> Work to complete
Please convert each line of the data below into a Markdown table with two columns, Row for its number and Line for its text, leaving out any blank lines.
[Start Input data]
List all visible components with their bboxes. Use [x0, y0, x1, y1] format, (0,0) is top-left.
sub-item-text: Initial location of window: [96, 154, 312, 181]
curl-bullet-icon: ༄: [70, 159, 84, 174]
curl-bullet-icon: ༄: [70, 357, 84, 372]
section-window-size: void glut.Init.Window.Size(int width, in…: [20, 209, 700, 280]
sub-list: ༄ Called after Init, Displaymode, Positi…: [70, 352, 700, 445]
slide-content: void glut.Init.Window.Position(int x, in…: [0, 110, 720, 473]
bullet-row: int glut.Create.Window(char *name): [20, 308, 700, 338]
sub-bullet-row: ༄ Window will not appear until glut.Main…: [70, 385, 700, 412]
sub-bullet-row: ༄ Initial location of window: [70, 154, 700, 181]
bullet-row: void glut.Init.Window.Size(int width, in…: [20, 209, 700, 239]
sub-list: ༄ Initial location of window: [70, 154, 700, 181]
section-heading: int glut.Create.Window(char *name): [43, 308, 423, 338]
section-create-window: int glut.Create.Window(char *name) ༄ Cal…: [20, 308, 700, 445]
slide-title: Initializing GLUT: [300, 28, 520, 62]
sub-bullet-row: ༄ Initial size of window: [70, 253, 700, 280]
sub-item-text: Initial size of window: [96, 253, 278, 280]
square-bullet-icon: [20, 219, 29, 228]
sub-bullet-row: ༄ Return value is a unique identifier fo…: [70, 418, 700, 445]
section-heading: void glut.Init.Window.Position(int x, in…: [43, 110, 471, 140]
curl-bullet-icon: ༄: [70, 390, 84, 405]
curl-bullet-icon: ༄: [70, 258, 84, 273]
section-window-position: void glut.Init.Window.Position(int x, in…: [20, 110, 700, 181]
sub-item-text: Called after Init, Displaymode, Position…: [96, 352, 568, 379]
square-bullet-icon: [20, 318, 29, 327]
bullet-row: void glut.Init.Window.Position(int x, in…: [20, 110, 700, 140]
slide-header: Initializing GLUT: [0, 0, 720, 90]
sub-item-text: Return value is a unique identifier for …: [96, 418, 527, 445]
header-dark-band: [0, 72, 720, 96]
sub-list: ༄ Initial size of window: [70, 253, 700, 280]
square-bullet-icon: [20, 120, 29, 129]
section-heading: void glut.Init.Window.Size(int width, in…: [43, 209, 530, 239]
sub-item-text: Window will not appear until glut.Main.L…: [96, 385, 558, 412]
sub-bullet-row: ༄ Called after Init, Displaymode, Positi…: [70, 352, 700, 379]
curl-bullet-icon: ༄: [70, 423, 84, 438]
[End Input data]
> Reply
| Row | Line |
|---|---|
| 1 | List all visible components with their bboxes. Use [x0, y0, x1, y1] format, (0,0) is top-left. |
| 2 | sub-item-text: Initial location of window: [96, 154, 312, 181] |
| 3 | curl-bullet-icon: ༄: [70, 159, 84, 174] |
| 4 | curl-bullet-icon: ༄: [70, 357, 84, 372] |
| 5 | section-window-size: void glut.Init.Window.Size(int width, in…: [20, 209, 700, 280] |
| 6 | sub-list: ༄ Called after Init, Displaymode, Positi…: [70, 352, 700, 445] |
| 7 | slide-content: void glut.Init.Window.Position(int x, in…: [0, 110, 720, 473] |
| 8 | bullet-row: int glut.Create.Window(char *name): [20, 308, 700, 338] |
| 9 | sub-bullet-row: ༄ Window will not appear until glut.Main…: [70, 385, 700, 412] |
| 10 | sub-bullet-row: ༄ Initial location of window: [70, 154, 700, 181] |
| 11 | bullet-row: void glut.Init.Window.Size(int width, in…: [20, 209, 700, 239] |
| 12 | sub-list: ༄ Initial location of window: [70, 154, 700, 181] |
| 13 | section-heading: int glut.Create.Window(char *name): [43, 308, 423, 338] |
| 14 | section-create-window: int glut.Create.Window(char *name) ༄ Cal…: [20, 308, 700, 445] |
| 15 | slide-title: Initializing GLUT: [300, 28, 520, 62] |
| 16 | sub-bullet-row: ༄ Initial size of window: [70, 253, 700, 280] |
| 17 | sub-item-text: Initial size of window: [96, 253, 278, 280] |
| 18 | square-bullet-icon: [20, 219, 29, 228] |
| 19 | sub-bullet-row: ༄ Return value is a unique identifier fo…: [70, 418, 700, 445] |
| 20 | section-heading: void glut.Init.Window.Position(int x, in…: [43, 110, 471, 140] |
| 21 | curl-bullet-icon: ༄: [70, 390, 84, 405] |
| 22 | curl-bullet-icon: ༄: [70, 258, 84, 273] |
| 23 | section-window-position: void glut.Init.Window.Position(int x, in…: [20, 110, 700, 181] |
| 24 | sub-item-text: Called after Init, Displaymode, Position…: [96, 352, 568, 379] |
| 25 | square-bullet-icon: [20, 318, 29, 327] |
| 26 | bullet-row: void glut.Init.Window.Position(int x, in…: [20, 110, 700, 140] |
| 27 | slide-header: Initializing GLUT: [0, 0, 720, 90] |
| 28 | sub-item-text: Return value is a unique identifier for …: [96, 418, 527, 445] |
| 29 | header-dark-band: [0, 72, 720, 96] |
| 30 | sub-list: ༄ Initial size of window: [70, 253, 700, 280] |
| 31 | square-bullet-icon: [20, 120, 29, 129] |
| 32 | section-heading: void glut.Init.Window.Size(int width, in…: [43, 209, 530, 239] |
| 33 | sub-item-text: Window will not appear until glut.Main.L…: [96, 385, 558, 412] |
| 34 | sub-bullet-row: ༄ Called after Init, Displaymode, Positi…: [70, 352, 700, 379] |
| 35 | curl-bullet-icon: ༄: [70, 423, 84, 438] |